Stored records
::::

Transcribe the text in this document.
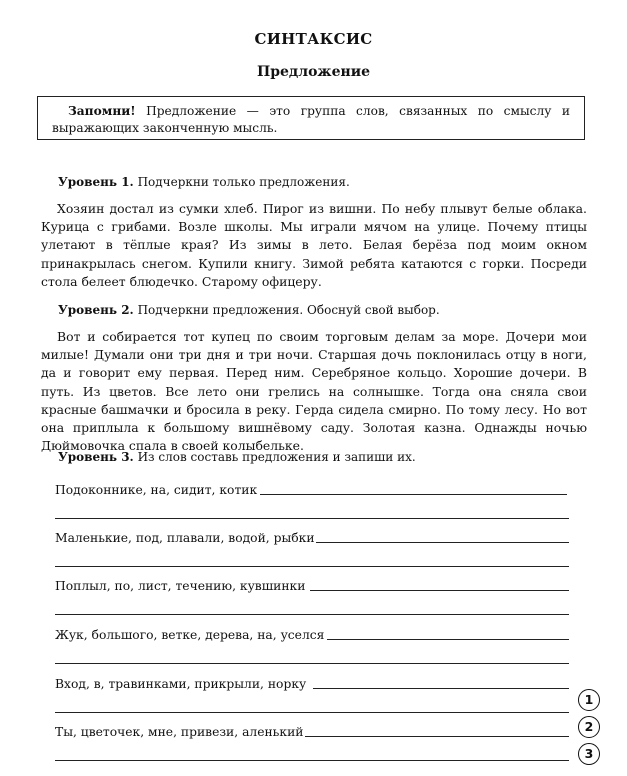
СИНТАКСИС
Предложение
Запомни! Предложение — это группа слов, связанных по смыслу и выражающих законченную мысль.
Уровень 1. Подчеркни только предложения.
Хозяин достал из сумки хлеб. Пирог из вишни. По небу плывут белые облака. Курица с грибами. Возле школы. Мы играли мячом на улице. Почему птицы улетают в тёплые края? Из зимы в лето. Белая берёза под моим окном принакрылась снегом. Купили книгу. Зимой ребята катаются с горки. Посреди стола белеет блюдечко. Старому офицеру.
Уровень 2. Подчеркни предложения. Обоснуй свой выбор.
Вот и собирается тот купец по своим торговым делам за море. Дочери мои милые! Думали они три дня и три ночи. Старшая дочь поклонилась отцу в ноги, да и говорит ему первая. Перед ним. Серебряное кольцо. Хорошие дочери. В путь. Из цветов. Все лето они грелись на солнышке. Тогда она сняла свои красные башмачки и бросила в реку. Герда сидела смирно. По тому лесу. Но вот она приплыла к большому вишнёвому саду. Золотая казна. Однажды ночью Дюймовочка спала в своей колыбельке.
Уровень 3. Из слов составь предложения и запиши их.
Подоконнике, на, сидит, котик
Маленькие, под, плавали, водой, рыбки
Поплыл, по, лист, течению, кувшинки
Жук, большого, ветке, дерева, на, уселся
Вход, в, травинками, прикрыли, норку
Ты, цветочек, мне, привези, аленький
1
2
3
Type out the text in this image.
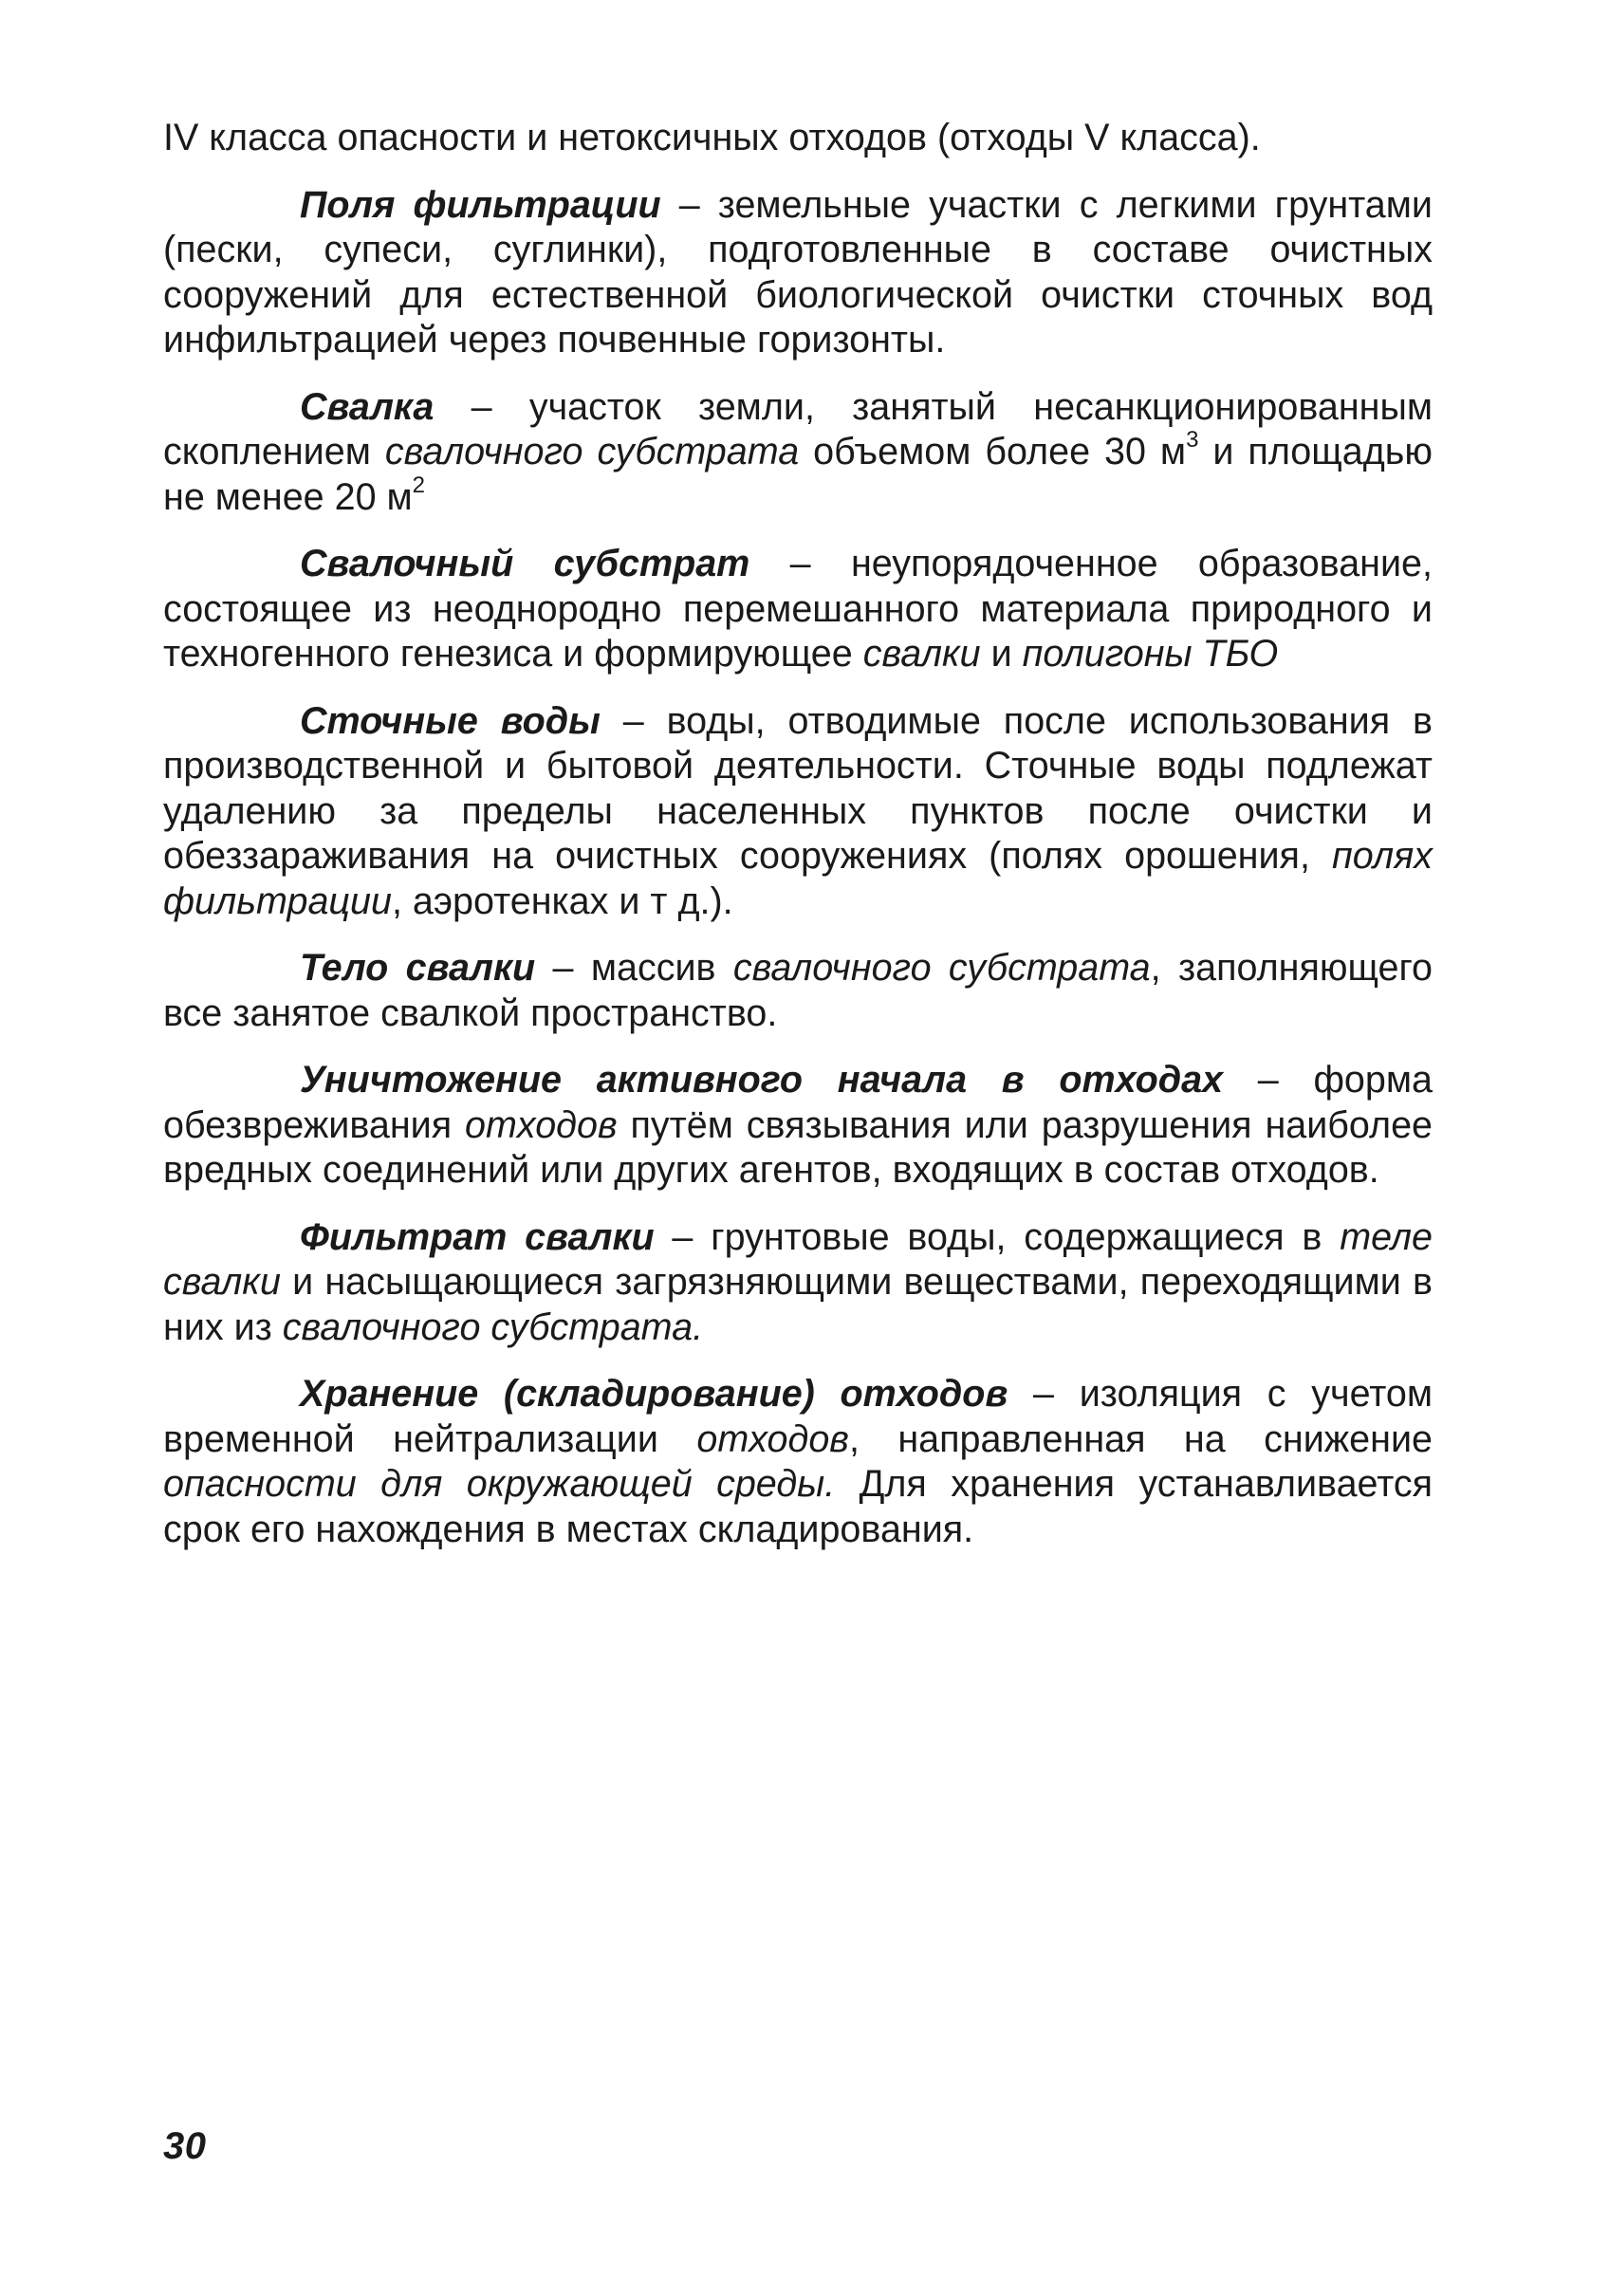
IV класса опасности и нетоксичных отходов (отходы V класса).

Поля фильтрации – земельные участки с легкими грунтами (пески, супеси, суглинки), подготовленные в составе очистных сооружений для естественной биологической очистки сточных вод инфильтрацией через почвенные горизонты.

Свалка – участок земли, занятый несанкционированным скоплением свалочного субстрата объемом более 30 $м^3$ и площадью не менее 20 $м^2$

Свалочный субстрат – неупорядоченное образование, состоящее из неоднородно перемешанного материала природного и техногенного генезиса и формирующее свалки и полигоны ТБО

Сточные воды – воды, отводимые после использования в производственной и бытовой деятельности. Сточные воды подлежат удалению за пределы населенных пунктов после очистки и обеззараживания на очистных сооружениях (полях орошения, полях фильтрации, аэротенках и т д.).

Тело свалки – массив свалочного субстрата, заполняющего все занятое свалкой пространство.

Уничтожение активного начала в отходах – форма обезвреживания отходов путём связывания или разрушения наиболее вредных соединений или других агентов, входящих в состав отходов.

Фильтрат свалки – грунтовые воды, содержащиеся в теле свалки и насыщающиеся загрязняющими веществами, переходящими в них из свалочного субстрата.

Хранение (складирование) отходов – изоляция с учетом временной нейтрализации отходов, направленная на снижение опасности для окружающей среды. Для хранения устанавливается срок его нахождения в местах складирования.

30
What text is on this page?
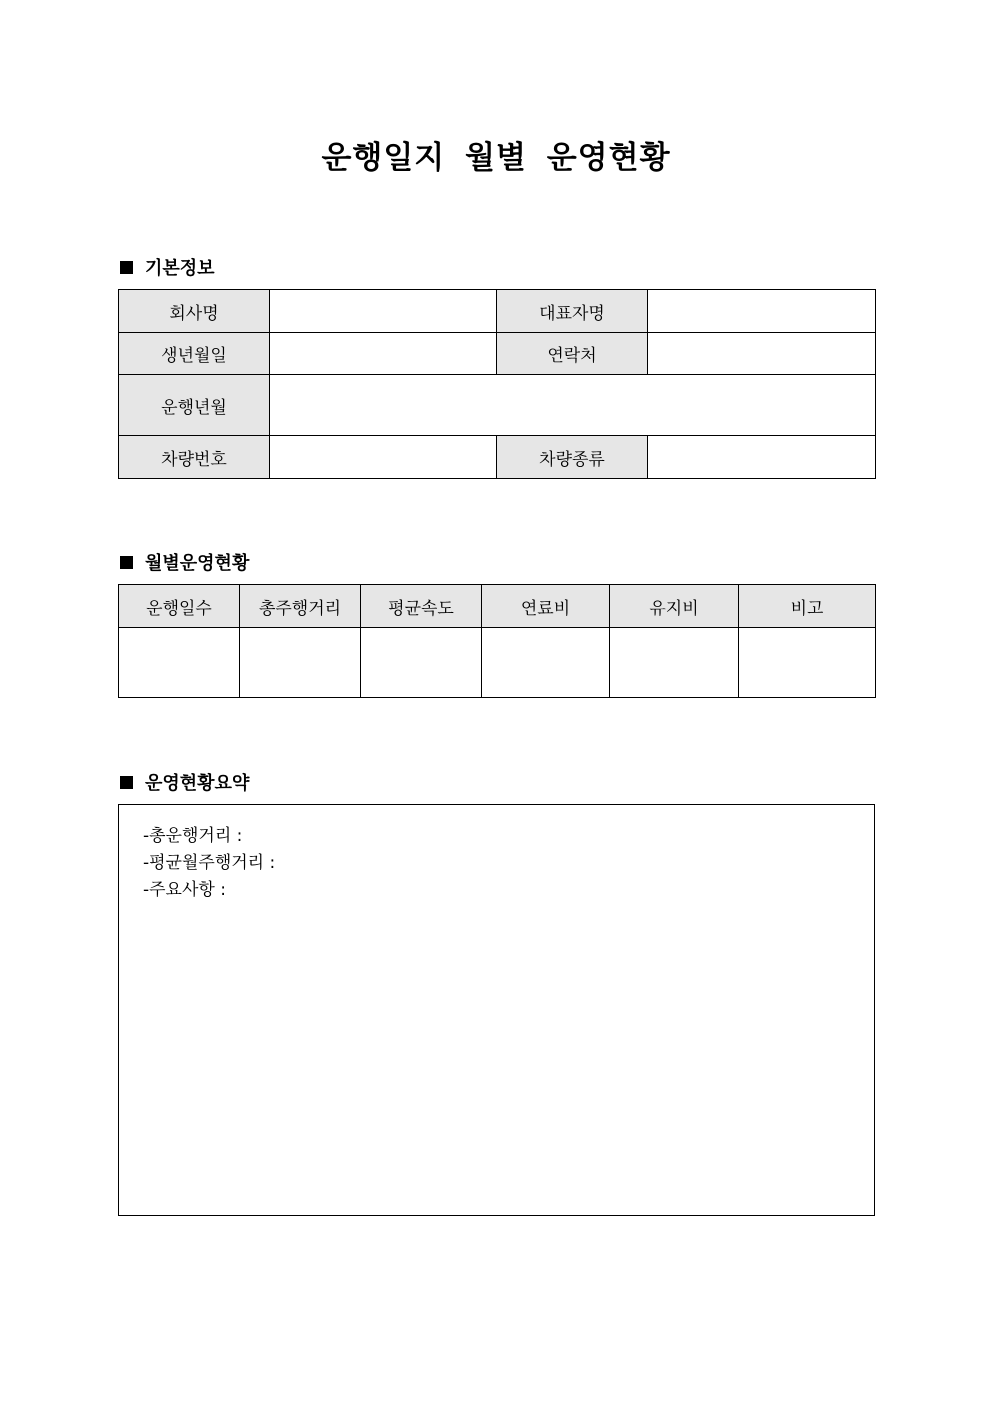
운행일지 월별 운영현황
기본정보
회사명		대표자명	
생년월일		연락처	
운행년월			
차량번호		차량종류	
월별운영현황
운행일수	총주행거리	평균속도	연료비	유지비	비고

운영현황요약
-총운행거리 :
-평균월주행거리 :
-주요사항 :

::::

### DIRECTIONS
Output the span from the line with "Type out the text in this image." through the last line of the data, inclusive and exact, and omit every picture.

### EXERCISE SOLUTION
Type out the text in this image.
IV класса опасности и нетоксичных отходов (отходы V класса).

Поля фильтрации – земельные участки с легкими грунтами (пески, супеси, суглинки), подготовленные в составе очистных сооружений для естественной биологической очистки сточных вод инфильтрацией через почвенные горизонты.

Свалка – участок земли, занятый несанкционированным скоплением свалочного субстрата объемом более 30 $м^3$ и площадью не менее 20 $м^2$

Свалочный субстрат – неупорядоченное образование, состоящее из неоднородно перемешанного материала природного и техногенного генезиса и формирующее свалки и полигоны ТБО

Сточные воды – воды, отводимые после использования в производственной и бытовой деятельности. Сточные воды подлежат удалению за пределы населенных пунктов после очистки и обеззараживания на очистных сооружениях (полях орошения, полях фильтрации, аэротенках и т д.).

Тело свалки – массив свалочного субстрата, заполняющего все занятое свалкой пространство.

Уничтожение активного начала в отходах – форма обезвреживания отходов путём связывания или разрушения наиболее вредных соединений или других агентов, входящих в состав отходов.

Фильтрат свалки – грунтовые воды, содержащиеся в теле свалки и насыщающиеся загрязняющими веществами, переходящими в них из свалочного субстрата.

Хранение (складирование) отходов – изоляция с учетом временной нейтрализации отходов, направленная на снижение опасности для окружающей среды. Для хранения устанавливается срок его нахождения в местах складирования.

30
What text is on this page?
운행일지 월별 운영현황
기본정보
회사명		대표자명	
생년월일		연락처	
운행년월			
차량번호		차량종류	
월별운영현황
운행일수	총주행거리	평균속도	연료비	유지비	비고

운영현황요약
-총운행거리 :
-평균월주행거리 :
-주요사항 :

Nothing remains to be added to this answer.